> [Figure collection entries]
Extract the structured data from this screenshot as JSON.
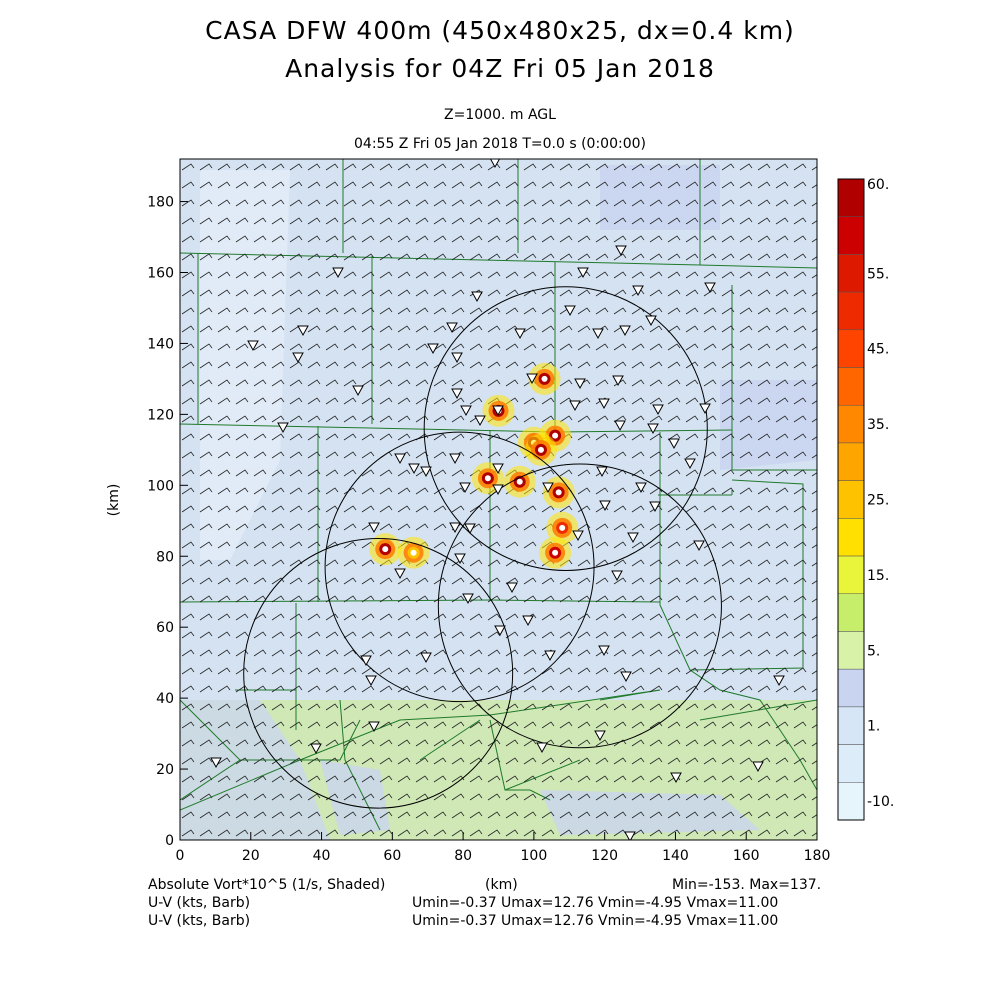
{
  "header": {
    "title_line1": "CASA DFW 400m (450x480x25, dx=0.4 km)",
    "title_line2": "Analysis for 04Z Fri 05 Jan 2018",
    "level": "Z=1000. m AGL",
    "valid_time": "04:55 Z Fri 05 Jan 2018    T=0.0 s (0:00:00)"
  },
  "chart_data": {
    "type": "heatmap",
    "xlabel": "(km)",
    "ylabel": "(km)",
    "xlim": [
      0,
      180
    ],
    "ylim": [
      0,
      192
    ],
    "x_ticks": [
      "0",
      "20",
      "40",
      "60",
      "80",
      "100",
      "120",
      "140",
      "160",
      "180"
    ],
    "y_ticks": [
      "0",
      "20",
      "40",
      "60",
      "80",
      "100",
      "120",
      "140",
      "160",
      "180"
    ],
    "field": "Absolute Vort*10^5 (1/s, Shaded)",
    "colorbar": {
      "levels": [
        {
          "label": "60.",
          "color": "#b00000"
        },
        {
          "label": "",
          "color": "#cc0000"
        },
        {
          "label": "55.",
          "color": "#dd1a00"
        },
        {
          "label": "",
          "color": "#ee2a00"
        },
        {
          "label": "45.",
          "color": "#ff4400"
        },
        {
          "label": "",
          "color": "#ff6600"
        },
        {
          "label": "35.",
          "color": "#ff8800"
        },
        {
          "label": "",
          "color": "#ffa500"
        },
        {
          "label": "25.",
          "color": "#ffc200"
        },
        {
          "label": "",
          "color": "#ffe000"
        },
        {
          "label": "15.",
          "color": "#e8f53a"
        },
        {
          "label": "",
          "color": "#c6ee6a"
        },
        {
          "label": "5.",
          "color": "#d8f2a8"
        },
        {
          "label": "",
          "color": "#c8d4f0"
        },
        {
          "label": "1.",
          "color": "#d6e6f6"
        },
        {
          "label": "",
          "color": "#dcecf8"
        },
        {
          "label": "-10.",
          "color": "#e6f4fb"
        }
      ]
    },
    "radar_rings": [
      {
        "cx": 56,
        "cy": 47,
        "r": 38
      },
      {
        "cx": 79,
        "cy": 77,
        "r": 38
      },
      {
        "cx": 109,
        "cy": 116,
        "r": 40
      },
      {
        "cx": 113,
        "cy": 66,
        "r": 40
      }
    ],
    "vorticity_maxima": [
      {
        "x": 58,
        "y": 82,
        "v": 60
      },
      {
        "x": 90,
        "y": 121,
        "v": 60
      },
      {
        "x": 103,
        "y": 130,
        "v": 60
      },
      {
        "x": 106,
        "y": 114,
        "v": 60
      },
      {
        "x": 100,
        "y": 112,
        "v": 60
      },
      {
        "x": 102,
        "y": 110,
        "v": 60
      },
      {
        "x": 87,
        "y": 102,
        "v": 60
      },
      {
        "x": 96,
        "y": 101,
        "v": 60
      },
      {
        "x": 107,
        "y": 98,
        "v": 60
      },
      {
        "x": 108,
        "y": 88,
        "v": 45
      },
      {
        "x": 106,
        "y": 81,
        "v": 55
      },
      {
        "x": 66,
        "y": 81,
        "v": 25
      }
    ]
  },
  "footer": {
    "field_line": "Absolute Vort*10^5 (1/s, Shaded)",
    "km_label": "(km)",
    "minmax": "Min=-153. Max=137.",
    "barb1_label": "U-V (kts, Barb)",
    "barb1_stats": "Umin=-0.37 Umax=12.76 Vmin=-4.95 Vmax=11.00",
    "barb2_label": "U-V (kts, Barb)",
    "barb2_stats": "Umin=-0.37 Umax=12.76 Vmin=-4.95 Vmax=11.00"
  }
}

> [Work required] Transcribe every line in the entries above, taking out only the images.

> [Full answer]
Extract the structured data from this screenshot as JSON.
{
  "header": {
    "title_line1": "CASA DFW 400m (450x480x25, dx=0.4 km)",
    "title_line2": "Analysis for 04Z Fri 05 Jan 2018",
    "level": "Z=1000. m AGL",
    "valid_time": "04:55 Z Fri 05 Jan 2018    T=0.0 s (0:00:00)"
  },
  "chart_data": {
    "type": "heatmap",
    "xlabel": "(km)",
    "ylabel": "(km)",
    "xlim": [
      0,
      180
    ],
    "ylim": [
      0,
      192
    ],
    "x_ticks": [
      "0",
      "20",
      "40",
      "60",
      "80",
      "100",
      "120",
      "140",
      "160",
      "180"
    ],
    "y_ticks": [
      "0",
      "20",
      "40",
      "60",
      "80",
      "100",
      "120",
      "140",
      "160",
      "180"
    ],
    "field": "Absolute Vort*10^5 (1/s, Shaded)",
    "colorbar": {
      "levels": [
        {
          "label": "60.",
          "color": "#b00000"
        },
        {
          "label": "",
          "color": "#cc0000"
        },
        {
          "label": "55.",
          "color": "#dd1a00"
        },
        {
          "label": "",
          "color": "#ee2a00"
        },
        {
          "label": "45.",
          "color": "#ff4400"
        },
        {
          "label": "",
          "color": "#ff6600"
        },
        {
          "label": "35.",
          "color": "#ff8800"
        },
        {
          "label": "",
          "color": "#ffa500"
        },
        {
          "label": "25.",
          "color": "#ffc200"
        },
        {
          "label": "",
          "color": "#ffe000"
        },
        {
          "label": "15.",
          "color": "#e8f53a"
        },
        {
          "label": "",
          "color": "#c6ee6a"
        },
        {
          "label": "5.",
          "color": "#d8f2a8"
        },
        {
          "label": "",
          "color": "#c8d4f0"
        },
        {
          "label": "1.",
          "color": "#d6e6f6"
        },
        {
          "label": "",
          "color": "#dcecf8"
        },
        {
          "label": "-10.",
          "color": "#e6f4fb"
        }
      ]
    },
    "radar_rings": [
      {
        "cx": 56,
        "cy": 47,
        "r": 38
      },
      {
        "cx": 79,
        "cy": 77,
        "r": 38
      },
      {
        "cx": 109,
        "cy": 116,
        "r": 40
      },
      {
        "cx": 113,
        "cy": 66,
        "r": 40
      }
    ],
    "vorticity_maxima": [
      {
        "x": 58,
        "y": 82,
        "v": 60
      },
      {
        "x": 90,
        "y": 121,
        "v": 60
      },
      {
        "x": 103,
        "y": 130,
        "v": 60
      },
      {
        "x": 106,
        "y": 114,
        "v": 60
      },
      {
        "x": 100,
        "y": 112,
        "v": 60
      },
      {
        "x": 102,
        "y": 110,
        "v": 60
      },
      {
        "x": 87,
        "y": 102,
        "v": 60
      },
      {
        "x": 96,
        "y": 101,
        "v": 60
      },
      {
        "x": 107,
        "y": 98,
        "v": 60
      },
      {
        "x": 108,
        "y": 88,
        "v": 45
      },
      {
        "x": 106,
        "y": 81,
        "v": 55
      },
      {
        "x": 66,
        "y": 81,
        "v": 25
      }
    ]
  },
  "footer": {
    "field_line": "Absolute Vort*10^5 (1/s, Shaded)",
    "km_label": "(km)",
    "minmax": "Min=-153. Max=137.",
    "barb1_label": "U-V (kts, Barb)",
    "barb1_stats": "Umin=-0.37 Umax=12.76 Vmin=-4.95 Vmax=11.00",
    "barb2_label": "U-V (kts, Barb)",
    "barb2_stats": "Umin=-0.37 Umax=12.76 Vmin=-4.95 Vmax=11.00"
  }
}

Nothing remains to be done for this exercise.